**Stored records**.
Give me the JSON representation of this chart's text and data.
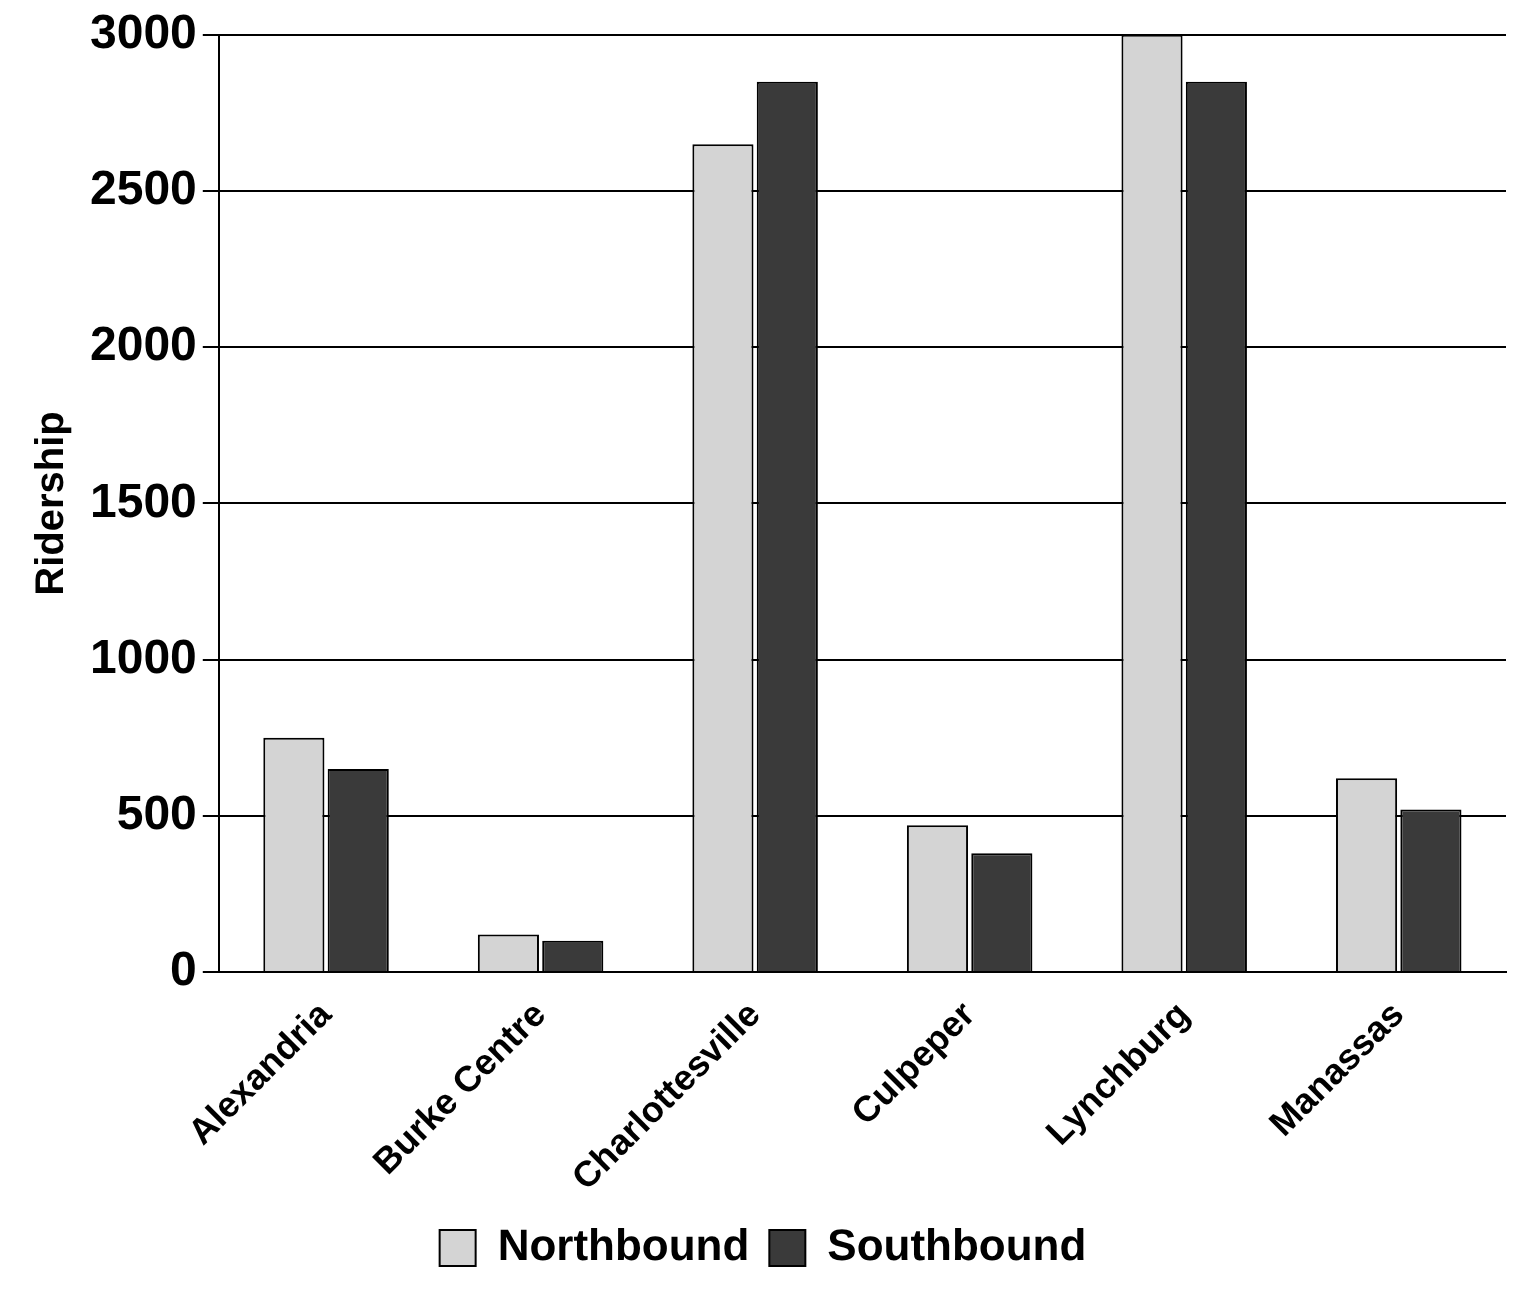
{
  "chart_data": {
    "type": "bar",
    "ylabel": "Ridership",
    "categories": [
      "Alexandria",
      "Burke Centre",
      "Charlottesville",
      "Culpeper",
      "Lynchburg",
      "Manassas"
    ],
    "series": [
      {
        "name": "Northbound",
        "color": "#d4d4d4",
        "values": [
          750,
          120,
          2650,
          470,
          3000,
          620
        ]
      },
      {
        "name": "Southbound",
        "color": "#3a3a3a",
        "values": [
          650,
          100,
          2850,
          380,
          2850,
          520
        ]
      }
    ],
    "ylim": [
      0,
      3000
    ],
    "yticks": [
      0,
      500,
      1000,
      1500,
      2000,
      2500,
      3000
    ],
    "grid": "y",
    "legend": "bottom"
  }
}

**What is being asked**. Quote every line word for word and keep the images out of the copy.

**Complete output**.
Give me the JSON representation of this chart's text and data.
{
  "chart_data": {
    "type": "bar",
    "ylabel": "Ridership",
    "categories": [
      "Alexandria",
      "Burke Centre",
      "Charlottesville",
      "Culpeper",
      "Lynchburg",
      "Manassas"
    ],
    "series": [
      {
        "name": "Northbound",
        "color": "#d4d4d4",
        "values": [
          750,
          120,
          2650,
          470,
          3000,
          620
        ]
      },
      {
        "name": "Southbound",
        "color": "#3a3a3a",
        "values": [
          650,
          100,
          2850,
          380,
          2850,
          520
        ]
      }
    ],
    "ylim": [
      0,
      3000
    ],
    "yticks": [
      0,
      500,
      1000,
      1500,
      2000,
      2500,
      3000
    ],
    "grid": "y",
    "legend": "bottom"
  }
}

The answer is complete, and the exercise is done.